Output the full listing below exactly, without the pictures.
# # # #
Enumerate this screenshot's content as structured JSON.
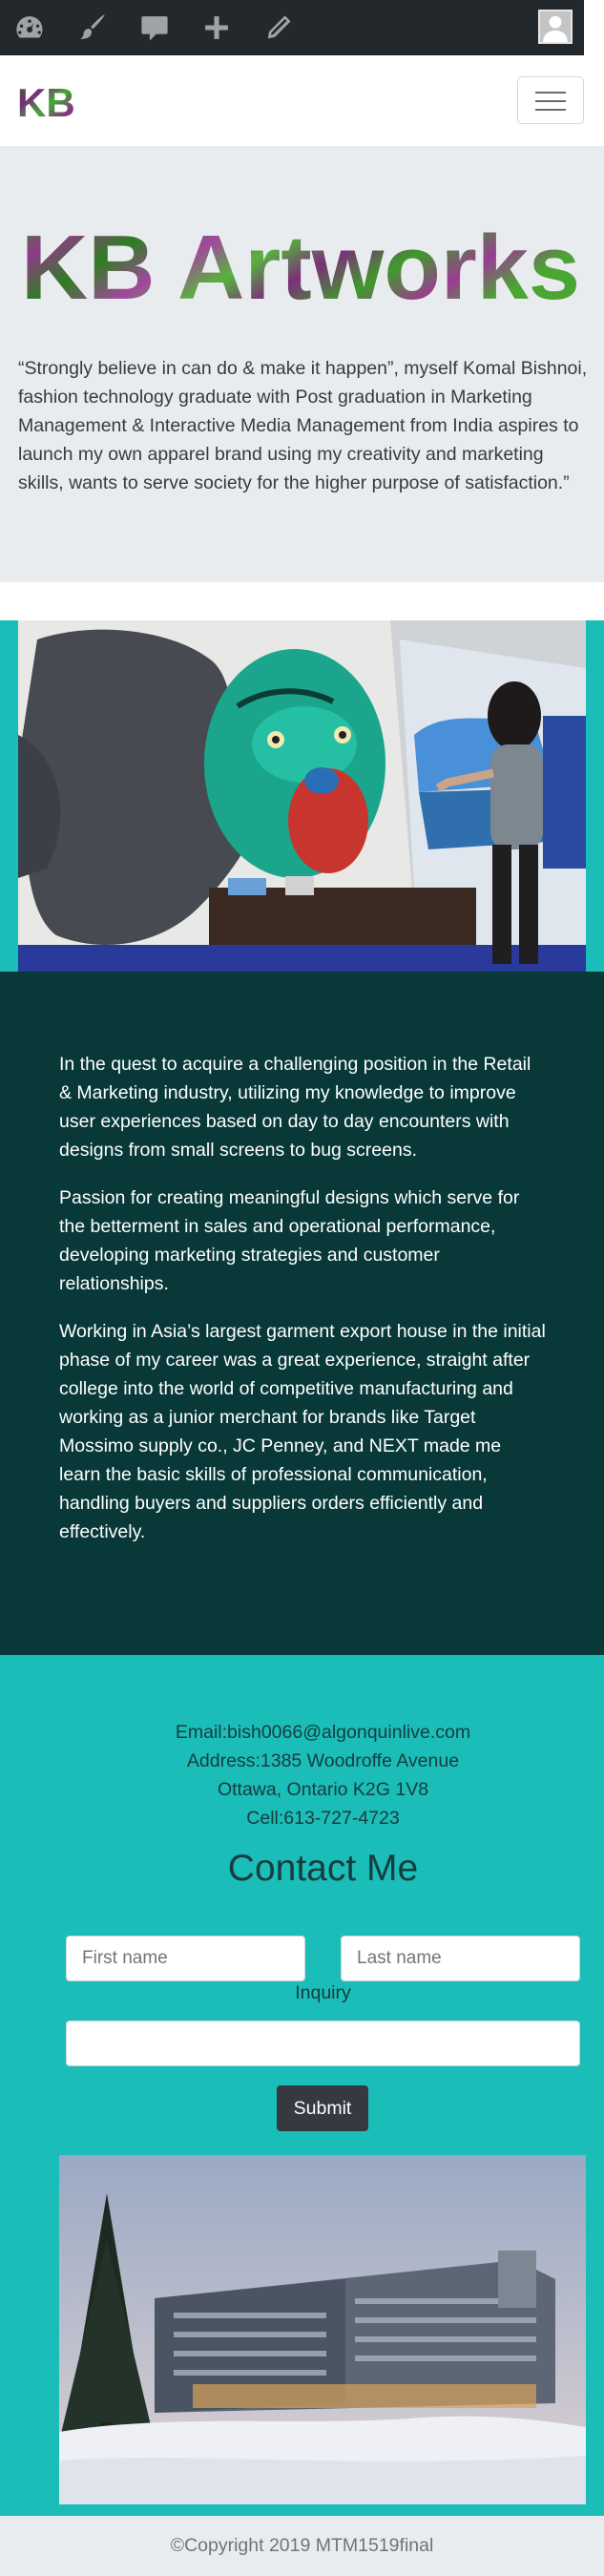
{
  "adminbar": {
    "icons": [
      "dashboard-icon",
      "brush-icon",
      "comment-icon",
      "plus-icon",
      "pencil-icon",
      "avatar-icon"
    ]
  },
  "navbar": {
    "brand": "KB"
  },
  "hero": {
    "title": "KB Artworks",
    "quote": "“Strongly believe in can do & make it happen”, myself Komal Bishnoi, fashion technology graduate with Post graduation in Marketing Management & Interactive Media Management from India aspires to launch my own apparel brand using my creativity and marketing skills, wants to serve society  for the higher purpose of satisfaction.”"
  },
  "about": {
    "paragraphs": [
      "In the quest to acquire a challenging position in the Retail & Marketing industry, utilizing my knowledge to improve user experiences based on day to day encounters with designs from small screens to bug screens.",
      "Passion for creating meaningful designs which serve for the betterment in sales and operational performance, developing marketing strategies and customer relationships.",
      "Working in Asia’s largest garment export house in the initial phase of my career was a great experience, straight after college into the world of competitive manufacturing and working as a junior merchant for brands like Target Mossimo supply co., JC Penney, and NEXT made me learn the basic skills of professional communication, handling buyers and suppliers orders efficiently and effectively."
    ]
  },
  "contact": {
    "email": "Email:bish0066@algonquinlive.com",
    "address": "Address:1385 Woodroffe Avenue",
    "city": "Ottawa, Ontario K2G 1V8",
    "cell": "Cell:613-727-4723",
    "title": "Contact Me",
    "first_name_placeholder": "First name",
    "last_name_placeholder": "Last name",
    "inquiry_label": "Inquiry",
    "inquiry_value": "",
    "submit_label": "Submit"
  },
  "footer": {
    "copyright": "©Copyright 2019 MTM1519final"
  },
  "colors": {
    "adminbar": "#23282d",
    "teal": "#1bbdb9",
    "dark_teal": "#083838",
    "hero_bg": "#e9ecef",
    "button": "#343a40"
  }
}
# # # #
Reply:
Enumerate this screenshot's content as structured JSON.
{
  "adminbar": {
    "icons": [
      "dashboard-icon",
      "brush-icon",
      "comment-icon",
      "plus-icon",
      "pencil-icon",
      "avatar-icon"
    ]
  },
  "navbar": {
    "brand": "KB"
  },
  "hero": {
    "title": "KB Artworks",
    "quote": "“Strongly believe in can do & make it happen”, myself Komal Bishnoi, fashion technology graduate with Post graduation in Marketing Management & Interactive Media Management from India aspires to launch my own apparel brand using my creativity and marketing skills, wants to serve society  for the higher purpose of satisfaction.”"
  },
  "about": {
    "paragraphs": [
      "In the quest to acquire a challenging position in the Retail & Marketing industry, utilizing my knowledge to improve user experiences based on day to day encounters with designs from small screens to bug screens.",
      "Passion for creating meaningful designs which serve for the betterment in sales and operational performance, developing marketing strategies and customer relationships.",
      "Working in Asia’s largest garment export house in the initial phase of my career was a great experience, straight after college into the world of competitive manufacturing and working as a junior merchant for brands like Target Mossimo supply co., JC Penney, and NEXT made me learn the basic skills of professional communication, handling buyers and suppliers orders efficiently and effectively."
    ]
  },
  "contact": {
    "email": "Email:bish0066@algonquinlive.com",
    "address": "Address:1385 Woodroffe Avenue",
    "city": "Ottawa, Ontario K2G 1V8",
    "cell": "Cell:613-727-4723",
    "title": "Contact Me",
    "first_name_placeholder": "First name",
    "last_name_placeholder": "Last name",
    "inquiry_label": "Inquiry",
    "inquiry_value": "",
    "submit_label": "Submit"
  },
  "footer": {
    "copyright": "©Copyright 2019 MTM1519final"
  },
  "colors": {
    "adminbar": "#23282d",
    "teal": "#1bbdb9",
    "dark_teal": "#083838",
    "hero_bg": "#e9ecef",
    "button": "#343a40"
  }
}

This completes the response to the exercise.